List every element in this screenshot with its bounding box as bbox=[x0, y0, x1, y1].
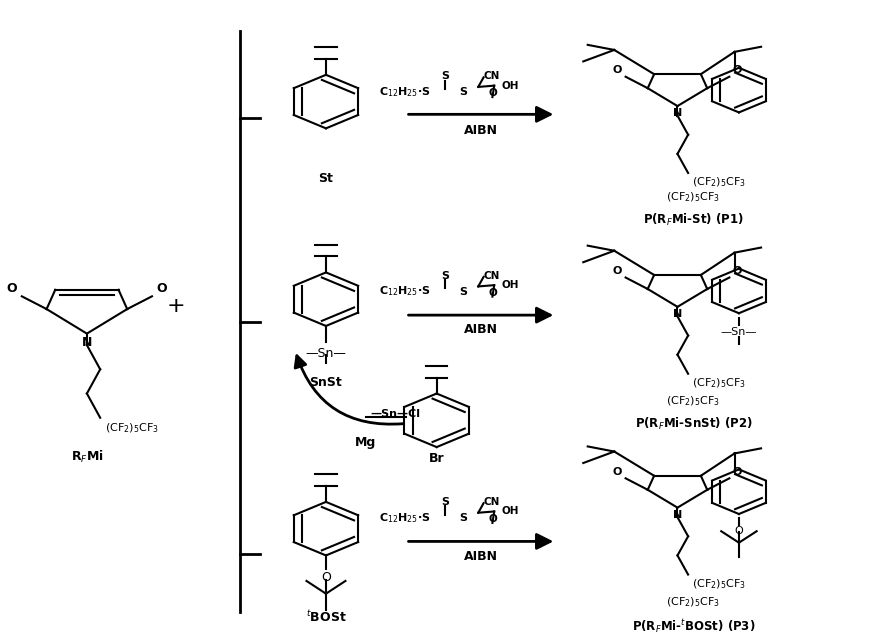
Text: $^t$BOSt: $^t$BOSt bbox=[306, 610, 347, 625]
Text: N: N bbox=[673, 309, 683, 319]
Text: P(R$_F$Mi-SnSt) (P2): P(R$_F$Mi-SnSt) (P2) bbox=[634, 415, 752, 431]
Text: +: + bbox=[166, 296, 184, 316]
Text: O: O bbox=[489, 514, 498, 524]
Text: SnSt: SnSt bbox=[309, 376, 342, 388]
Text: OH: OH bbox=[502, 507, 519, 516]
Text: Br: Br bbox=[429, 452, 445, 465]
Text: (CF$_2$)$_5$CF$_3$: (CF$_2$)$_5$CF$_3$ bbox=[691, 577, 746, 591]
Text: C$_{12}$H$_{25}$·S: C$_{12}$H$_{25}$·S bbox=[379, 511, 430, 525]
Text: —Sn—: —Sn— bbox=[721, 327, 757, 336]
Text: N: N bbox=[82, 336, 92, 349]
Text: N: N bbox=[673, 108, 683, 118]
Text: O: O bbox=[613, 266, 622, 276]
Text: —Sn—Cl: —Sn—Cl bbox=[371, 409, 421, 419]
Text: O: O bbox=[734, 526, 743, 536]
Text: S: S bbox=[442, 71, 449, 81]
Text: CN: CN bbox=[484, 271, 500, 280]
Text: S: S bbox=[442, 497, 449, 507]
Text: O: O bbox=[489, 88, 498, 98]
Text: P(R$_F$Mi-St) (P1): P(R$_F$Mi-St) (P1) bbox=[643, 212, 744, 228]
Text: O: O bbox=[321, 571, 331, 584]
Text: O: O bbox=[157, 282, 167, 295]
Text: (CF$_2$)$_5$CF$_3$: (CF$_2$)$_5$CF$_3$ bbox=[691, 176, 746, 189]
Text: S: S bbox=[459, 287, 467, 296]
Text: S: S bbox=[459, 87, 467, 97]
Text: O: O bbox=[733, 66, 742, 75]
Text: O: O bbox=[489, 288, 498, 298]
Text: R$_F$Mi: R$_F$Mi bbox=[70, 449, 103, 465]
Text: C$_{12}$H$_{25}$·S: C$_{12}$H$_{25}$·S bbox=[379, 85, 430, 99]
Text: AIBN: AIBN bbox=[464, 123, 498, 137]
Text: O: O bbox=[7, 282, 18, 295]
Text: (CF$_2$)$_5$CF$_3$: (CF$_2$)$_5$CF$_3$ bbox=[691, 376, 746, 390]
Text: O: O bbox=[733, 467, 742, 477]
Text: O: O bbox=[613, 467, 622, 477]
Text: S: S bbox=[442, 271, 449, 280]
Text: —Sn—: —Sn— bbox=[306, 347, 347, 360]
Text: C$_{12}$H$_{25}$·S: C$_{12}$H$_{25}$·S bbox=[379, 285, 430, 298]
Text: CN: CN bbox=[484, 71, 500, 81]
Text: (CF$_2$)$_5$CF$_3$: (CF$_2$)$_5$CF$_3$ bbox=[666, 394, 721, 408]
Text: (CF$_2$)$_5$CF$_3$: (CF$_2$)$_5$CF$_3$ bbox=[666, 190, 721, 204]
Text: P(R$_F$Mi-$^t$BOSt) (P3): P(R$_F$Mi-$^t$BOSt) (P3) bbox=[632, 617, 756, 635]
Text: (CF$_2$)$_5$CF$_3$: (CF$_2$)$_5$CF$_3$ bbox=[104, 421, 159, 435]
Text: O: O bbox=[613, 66, 622, 75]
Text: CN: CN bbox=[484, 497, 500, 507]
Text: O: O bbox=[733, 266, 742, 276]
Text: St: St bbox=[318, 172, 333, 185]
Text: OH: OH bbox=[502, 80, 519, 91]
Text: OH: OH bbox=[502, 280, 519, 290]
Text: N: N bbox=[673, 509, 683, 520]
Text: Mg: Mg bbox=[356, 436, 376, 449]
Text: S: S bbox=[459, 513, 467, 523]
Text: AIBN: AIBN bbox=[464, 323, 498, 336]
Text: (CF$_2$)$_5$CF$_3$: (CF$_2$)$_5$CF$_3$ bbox=[666, 595, 721, 609]
Text: AIBN: AIBN bbox=[464, 550, 498, 563]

--

To do - Could you write out all the entries again with every "Text" switched to "Label", leaving everything else unchanged and omitting the pictures?

Output for this exercise -
List every element in this screenshot with its bounding box as bbox=[x0, y0, x1, y1].
Label: $^t$BOSt: $^t$BOSt bbox=[306, 610, 347, 625]
Label: N: N bbox=[673, 309, 683, 319]
Label: P(R$_F$Mi-SnSt) (P2): P(R$_F$Mi-SnSt) (P2) bbox=[634, 415, 752, 431]
Label: +: + bbox=[166, 296, 184, 316]
Label: O: O bbox=[489, 514, 498, 524]
Label: SnSt: SnSt bbox=[309, 376, 342, 388]
Label: OH: OH bbox=[502, 507, 519, 516]
Label: Br: Br bbox=[429, 452, 445, 465]
Label: (CF$_2$)$_5$CF$_3$: (CF$_2$)$_5$CF$_3$ bbox=[691, 577, 746, 591]
Label: C$_{12}$H$_{25}$·S: C$_{12}$H$_{25}$·S bbox=[379, 511, 430, 525]
Label: —Sn—: —Sn— bbox=[721, 327, 757, 336]
Label: N: N bbox=[82, 336, 92, 349]
Label: N: N bbox=[673, 108, 683, 118]
Label: O: O bbox=[613, 266, 622, 276]
Label: —Sn—Cl: —Sn—Cl bbox=[371, 409, 421, 419]
Label: O: O bbox=[734, 526, 743, 536]
Label: S: S bbox=[442, 71, 449, 81]
Label: CN: CN bbox=[484, 271, 500, 280]
Label: S: S bbox=[442, 497, 449, 507]
Label: O: O bbox=[489, 88, 498, 98]
Label: P(R$_F$Mi-St) (P1): P(R$_F$Mi-St) (P1) bbox=[643, 212, 744, 228]
Label: O: O bbox=[321, 571, 331, 584]
Label: O: O bbox=[157, 282, 167, 295]
Label: (CF$_2$)$_5$CF$_3$: (CF$_2$)$_5$CF$_3$ bbox=[691, 176, 746, 189]
Label: S: S bbox=[459, 287, 467, 296]
Label: S: S bbox=[459, 87, 467, 97]
Label: O: O bbox=[733, 66, 742, 75]
Label: O: O bbox=[489, 288, 498, 298]
Label: R$_F$Mi: R$_F$Mi bbox=[70, 449, 103, 465]
Label: C$_{12}$H$_{25}$·S: C$_{12}$H$_{25}$·S bbox=[379, 85, 430, 99]
Label: AIBN: AIBN bbox=[464, 123, 498, 137]
Label: O: O bbox=[7, 282, 18, 295]
Label: (CF$_2$)$_5$CF$_3$: (CF$_2$)$_5$CF$_3$ bbox=[691, 376, 746, 390]
Label: O: O bbox=[733, 467, 742, 477]
Label: O: O bbox=[613, 467, 622, 477]
Label: S: S bbox=[442, 271, 449, 280]
Label: —Sn—: —Sn— bbox=[306, 347, 347, 360]
Label: C$_{12}$H$_{25}$·S: C$_{12}$H$_{25}$·S bbox=[379, 285, 430, 298]
Label: CN: CN bbox=[484, 71, 500, 81]
Label: (CF$_2$)$_5$CF$_3$: (CF$_2$)$_5$CF$_3$ bbox=[666, 394, 721, 408]
Label: (CF$_2$)$_5$CF$_3$: (CF$_2$)$_5$CF$_3$ bbox=[666, 190, 721, 204]
Label: P(R$_F$Mi-$^t$BOSt) (P3): P(R$_F$Mi-$^t$BOSt) (P3) bbox=[632, 617, 756, 635]
Label: (CF$_2$)$_5$CF$_3$: (CF$_2$)$_5$CF$_3$ bbox=[104, 421, 159, 435]
Label: O: O bbox=[613, 66, 622, 75]
Label: CN: CN bbox=[484, 497, 500, 507]
Label: O: O bbox=[733, 266, 742, 276]
Label: St: St bbox=[318, 172, 333, 185]
Label: OH: OH bbox=[502, 80, 519, 91]
Label: OH: OH bbox=[502, 280, 519, 290]
Label: N: N bbox=[673, 509, 683, 520]
Label: Mg: Mg bbox=[356, 436, 376, 449]
Label: S: S bbox=[459, 513, 467, 523]
Label: AIBN: AIBN bbox=[464, 323, 498, 336]
Label: (CF$_2$)$_5$CF$_3$: (CF$_2$)$_5$CF$_3$ bbox=[666, 595, 721, 609]
Label: AIBN: AIBN bbox=[464, 550, 498, 563]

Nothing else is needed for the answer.